--- PROBLEM TO WORK ON ---
Locate the lines of the listing below that hold "Диаграмма", then copy each of them.

Entries with figure data:
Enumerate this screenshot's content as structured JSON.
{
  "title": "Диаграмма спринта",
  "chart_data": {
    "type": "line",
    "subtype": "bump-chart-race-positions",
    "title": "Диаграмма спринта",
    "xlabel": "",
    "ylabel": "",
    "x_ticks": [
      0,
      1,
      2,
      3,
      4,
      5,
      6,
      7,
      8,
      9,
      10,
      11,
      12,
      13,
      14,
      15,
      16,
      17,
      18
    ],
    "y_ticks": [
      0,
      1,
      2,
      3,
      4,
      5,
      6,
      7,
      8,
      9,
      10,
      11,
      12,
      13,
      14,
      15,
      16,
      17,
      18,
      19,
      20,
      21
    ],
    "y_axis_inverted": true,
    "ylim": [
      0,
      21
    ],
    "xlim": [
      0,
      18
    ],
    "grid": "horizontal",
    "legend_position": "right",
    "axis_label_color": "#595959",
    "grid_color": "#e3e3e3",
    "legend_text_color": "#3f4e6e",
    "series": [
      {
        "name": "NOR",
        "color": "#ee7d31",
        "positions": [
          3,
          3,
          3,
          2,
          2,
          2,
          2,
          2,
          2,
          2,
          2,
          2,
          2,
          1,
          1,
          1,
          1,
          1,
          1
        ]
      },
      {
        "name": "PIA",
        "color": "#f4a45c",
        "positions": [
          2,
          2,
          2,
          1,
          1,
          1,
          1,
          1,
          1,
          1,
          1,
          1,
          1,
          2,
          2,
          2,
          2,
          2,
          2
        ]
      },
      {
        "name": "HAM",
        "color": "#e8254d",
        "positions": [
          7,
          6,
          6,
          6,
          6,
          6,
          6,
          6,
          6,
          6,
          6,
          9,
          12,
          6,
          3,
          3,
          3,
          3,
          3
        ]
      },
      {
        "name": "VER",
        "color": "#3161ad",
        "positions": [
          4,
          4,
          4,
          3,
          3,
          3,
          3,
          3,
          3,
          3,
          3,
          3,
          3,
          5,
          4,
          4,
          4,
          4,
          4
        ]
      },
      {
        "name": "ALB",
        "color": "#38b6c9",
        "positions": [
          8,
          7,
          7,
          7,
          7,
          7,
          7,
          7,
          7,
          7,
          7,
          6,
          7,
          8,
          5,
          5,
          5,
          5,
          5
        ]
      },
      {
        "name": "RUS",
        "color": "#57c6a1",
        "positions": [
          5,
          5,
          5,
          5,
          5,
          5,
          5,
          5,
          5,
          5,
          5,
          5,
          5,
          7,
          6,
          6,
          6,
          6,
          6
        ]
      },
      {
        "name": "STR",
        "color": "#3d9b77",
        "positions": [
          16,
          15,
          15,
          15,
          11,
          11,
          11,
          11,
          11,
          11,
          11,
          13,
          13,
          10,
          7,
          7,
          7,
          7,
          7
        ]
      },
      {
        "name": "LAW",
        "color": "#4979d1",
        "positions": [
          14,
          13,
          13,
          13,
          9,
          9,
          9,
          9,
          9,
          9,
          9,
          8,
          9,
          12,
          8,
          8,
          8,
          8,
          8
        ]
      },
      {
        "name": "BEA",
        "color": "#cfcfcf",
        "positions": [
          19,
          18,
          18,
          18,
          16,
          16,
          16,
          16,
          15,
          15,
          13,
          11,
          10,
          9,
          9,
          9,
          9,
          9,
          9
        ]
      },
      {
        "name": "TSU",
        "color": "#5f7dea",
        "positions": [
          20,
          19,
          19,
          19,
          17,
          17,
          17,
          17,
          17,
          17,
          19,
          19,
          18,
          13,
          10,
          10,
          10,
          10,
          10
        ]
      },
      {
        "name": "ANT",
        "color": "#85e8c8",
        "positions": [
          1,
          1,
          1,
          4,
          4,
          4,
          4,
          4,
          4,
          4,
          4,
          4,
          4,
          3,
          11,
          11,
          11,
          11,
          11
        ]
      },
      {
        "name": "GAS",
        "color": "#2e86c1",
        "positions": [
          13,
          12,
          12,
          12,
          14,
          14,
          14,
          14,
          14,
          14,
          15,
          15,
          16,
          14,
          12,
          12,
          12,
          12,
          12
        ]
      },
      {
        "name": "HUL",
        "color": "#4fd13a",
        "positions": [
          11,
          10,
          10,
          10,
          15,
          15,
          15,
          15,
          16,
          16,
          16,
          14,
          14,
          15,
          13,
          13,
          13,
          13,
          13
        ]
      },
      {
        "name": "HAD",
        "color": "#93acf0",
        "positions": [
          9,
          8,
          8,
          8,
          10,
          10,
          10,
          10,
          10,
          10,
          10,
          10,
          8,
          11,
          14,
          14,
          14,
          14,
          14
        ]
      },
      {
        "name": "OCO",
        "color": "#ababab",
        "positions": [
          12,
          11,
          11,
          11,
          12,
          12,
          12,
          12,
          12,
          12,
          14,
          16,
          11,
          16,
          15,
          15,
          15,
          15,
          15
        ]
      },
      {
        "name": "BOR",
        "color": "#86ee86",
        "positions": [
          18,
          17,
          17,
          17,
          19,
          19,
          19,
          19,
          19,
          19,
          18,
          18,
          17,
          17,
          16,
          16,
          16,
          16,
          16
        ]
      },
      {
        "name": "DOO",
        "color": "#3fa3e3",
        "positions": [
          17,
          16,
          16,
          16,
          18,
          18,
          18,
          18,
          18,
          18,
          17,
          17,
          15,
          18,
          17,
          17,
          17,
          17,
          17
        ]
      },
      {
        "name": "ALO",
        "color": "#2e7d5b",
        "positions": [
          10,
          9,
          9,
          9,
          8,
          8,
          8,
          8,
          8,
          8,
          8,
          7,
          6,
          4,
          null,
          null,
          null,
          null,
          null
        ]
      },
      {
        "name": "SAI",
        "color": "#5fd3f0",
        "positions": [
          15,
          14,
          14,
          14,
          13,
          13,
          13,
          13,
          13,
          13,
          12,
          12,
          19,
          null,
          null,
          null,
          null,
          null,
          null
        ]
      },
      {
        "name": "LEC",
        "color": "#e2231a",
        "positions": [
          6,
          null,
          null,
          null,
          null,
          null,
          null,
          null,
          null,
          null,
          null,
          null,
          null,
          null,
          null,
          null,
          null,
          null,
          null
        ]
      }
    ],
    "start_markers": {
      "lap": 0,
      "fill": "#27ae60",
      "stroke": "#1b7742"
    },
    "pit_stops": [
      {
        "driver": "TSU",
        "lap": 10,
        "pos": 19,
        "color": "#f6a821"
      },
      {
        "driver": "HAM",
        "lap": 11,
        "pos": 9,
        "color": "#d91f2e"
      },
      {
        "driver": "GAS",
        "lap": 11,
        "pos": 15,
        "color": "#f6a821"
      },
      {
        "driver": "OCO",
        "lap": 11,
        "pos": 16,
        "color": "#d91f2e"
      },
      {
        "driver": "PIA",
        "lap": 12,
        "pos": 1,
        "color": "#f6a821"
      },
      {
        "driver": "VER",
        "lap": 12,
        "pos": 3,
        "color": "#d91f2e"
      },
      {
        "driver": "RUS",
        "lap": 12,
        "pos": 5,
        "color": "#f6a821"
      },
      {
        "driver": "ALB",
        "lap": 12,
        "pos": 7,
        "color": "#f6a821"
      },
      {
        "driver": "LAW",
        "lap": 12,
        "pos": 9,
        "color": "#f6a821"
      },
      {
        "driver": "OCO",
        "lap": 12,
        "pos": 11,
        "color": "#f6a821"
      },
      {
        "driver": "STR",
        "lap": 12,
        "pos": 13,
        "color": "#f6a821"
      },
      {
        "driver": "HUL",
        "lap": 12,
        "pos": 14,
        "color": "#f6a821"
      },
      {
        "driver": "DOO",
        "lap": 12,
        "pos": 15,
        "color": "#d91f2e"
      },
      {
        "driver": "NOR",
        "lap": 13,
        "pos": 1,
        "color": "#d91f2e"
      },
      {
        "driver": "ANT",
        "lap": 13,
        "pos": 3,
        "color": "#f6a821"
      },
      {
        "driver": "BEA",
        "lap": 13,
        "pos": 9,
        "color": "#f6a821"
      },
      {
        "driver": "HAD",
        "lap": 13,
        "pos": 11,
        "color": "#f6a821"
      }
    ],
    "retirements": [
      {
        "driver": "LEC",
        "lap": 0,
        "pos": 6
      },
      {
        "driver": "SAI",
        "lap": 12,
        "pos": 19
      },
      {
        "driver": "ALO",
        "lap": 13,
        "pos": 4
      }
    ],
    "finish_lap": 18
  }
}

--- TASK RESULT ---
  "title": "Диаграмма спринта",
    "title": "Диаграмма спринта",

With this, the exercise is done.